### Instructions for the task
Identify, in the records below, every line where the string "arbeider" appears, and copy each such line.
**** Provided material
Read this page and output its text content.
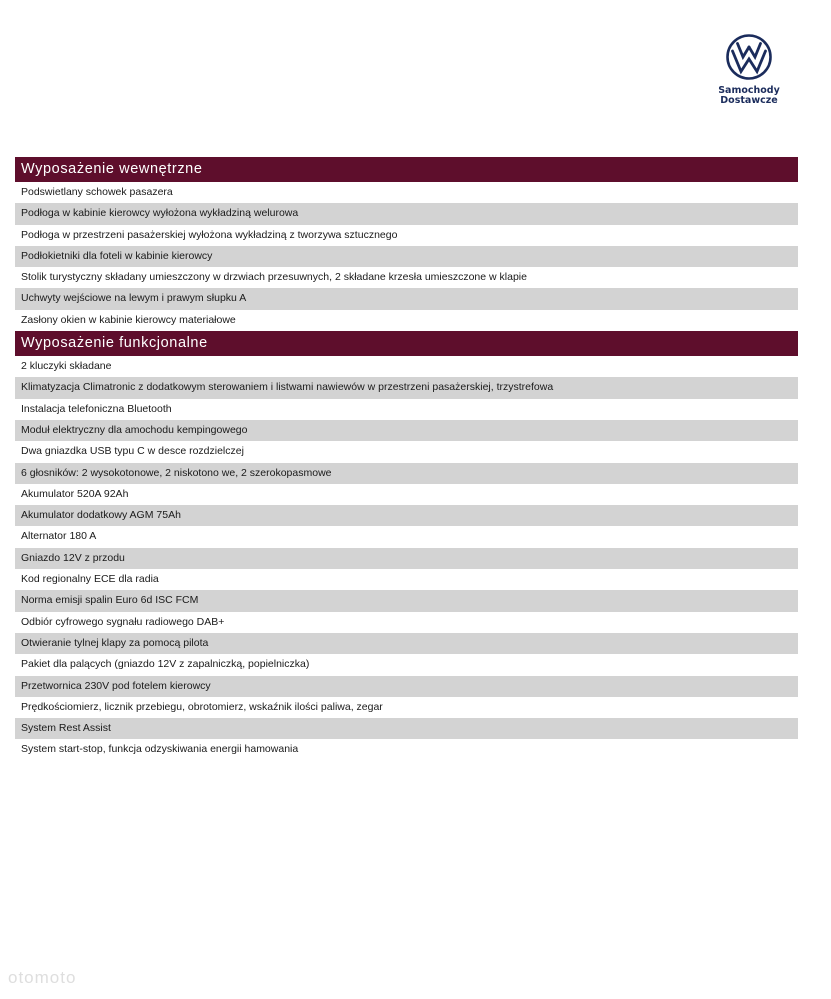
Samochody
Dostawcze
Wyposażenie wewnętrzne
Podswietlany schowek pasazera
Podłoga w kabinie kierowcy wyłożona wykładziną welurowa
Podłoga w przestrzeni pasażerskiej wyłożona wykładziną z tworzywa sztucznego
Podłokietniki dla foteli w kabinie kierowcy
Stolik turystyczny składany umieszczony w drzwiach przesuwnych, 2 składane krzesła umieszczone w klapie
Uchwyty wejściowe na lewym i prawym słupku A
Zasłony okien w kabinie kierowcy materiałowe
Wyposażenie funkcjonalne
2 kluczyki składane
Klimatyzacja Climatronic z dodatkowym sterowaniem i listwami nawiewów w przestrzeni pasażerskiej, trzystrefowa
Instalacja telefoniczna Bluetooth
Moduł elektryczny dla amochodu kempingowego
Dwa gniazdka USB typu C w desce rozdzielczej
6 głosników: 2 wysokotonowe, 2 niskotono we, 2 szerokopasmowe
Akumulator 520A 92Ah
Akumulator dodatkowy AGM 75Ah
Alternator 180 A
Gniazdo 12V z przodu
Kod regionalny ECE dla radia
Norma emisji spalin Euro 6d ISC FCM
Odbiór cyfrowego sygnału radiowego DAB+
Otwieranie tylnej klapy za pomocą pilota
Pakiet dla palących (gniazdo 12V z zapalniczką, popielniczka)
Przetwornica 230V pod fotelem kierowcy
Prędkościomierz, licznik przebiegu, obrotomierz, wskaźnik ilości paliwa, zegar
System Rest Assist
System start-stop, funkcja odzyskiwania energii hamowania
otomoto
********
**** Provided material
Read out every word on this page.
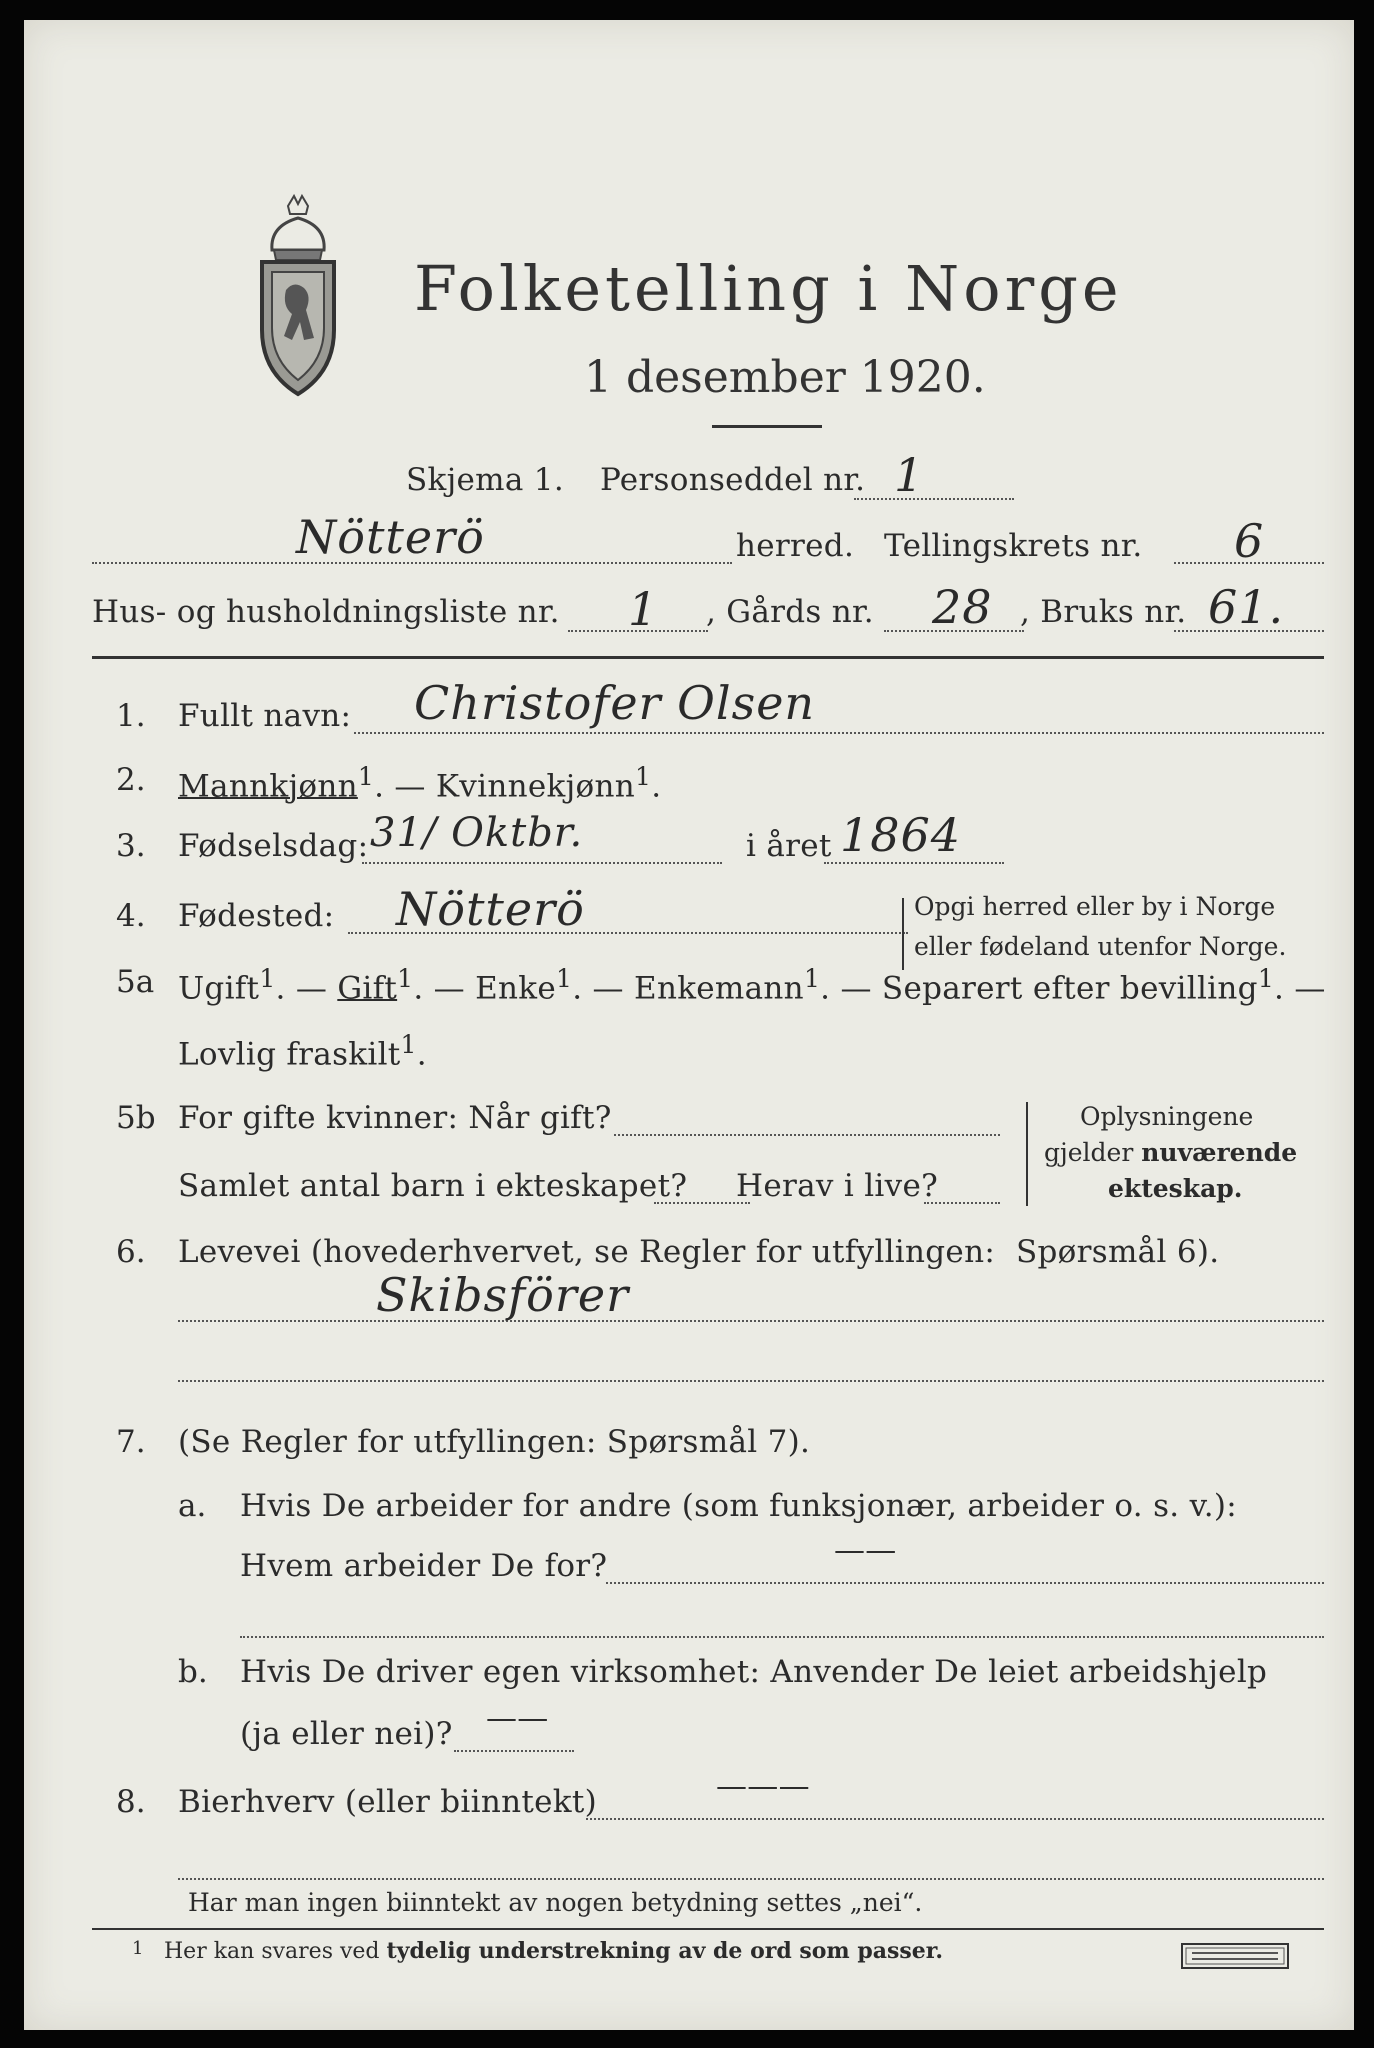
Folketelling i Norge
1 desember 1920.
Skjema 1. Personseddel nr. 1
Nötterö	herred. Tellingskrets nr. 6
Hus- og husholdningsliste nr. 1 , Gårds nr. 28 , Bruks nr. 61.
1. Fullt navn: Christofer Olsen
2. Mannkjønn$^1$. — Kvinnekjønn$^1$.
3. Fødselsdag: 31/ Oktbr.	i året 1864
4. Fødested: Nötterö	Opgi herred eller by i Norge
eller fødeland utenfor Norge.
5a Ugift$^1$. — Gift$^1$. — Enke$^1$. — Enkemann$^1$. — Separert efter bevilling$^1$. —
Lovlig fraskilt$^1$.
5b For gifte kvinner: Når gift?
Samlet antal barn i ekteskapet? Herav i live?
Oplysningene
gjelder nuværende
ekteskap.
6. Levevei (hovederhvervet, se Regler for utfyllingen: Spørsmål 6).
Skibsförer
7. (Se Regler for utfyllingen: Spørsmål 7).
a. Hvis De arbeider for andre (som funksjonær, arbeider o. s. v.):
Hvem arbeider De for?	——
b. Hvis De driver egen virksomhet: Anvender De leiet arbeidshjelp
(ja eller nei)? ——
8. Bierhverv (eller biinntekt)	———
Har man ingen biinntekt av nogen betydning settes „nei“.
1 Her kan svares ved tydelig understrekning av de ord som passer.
********
### Task response
a. Hvis De arbeider for andre (som funksjonær, arbeider o. s. v.):
Hvem arbeider De for?	——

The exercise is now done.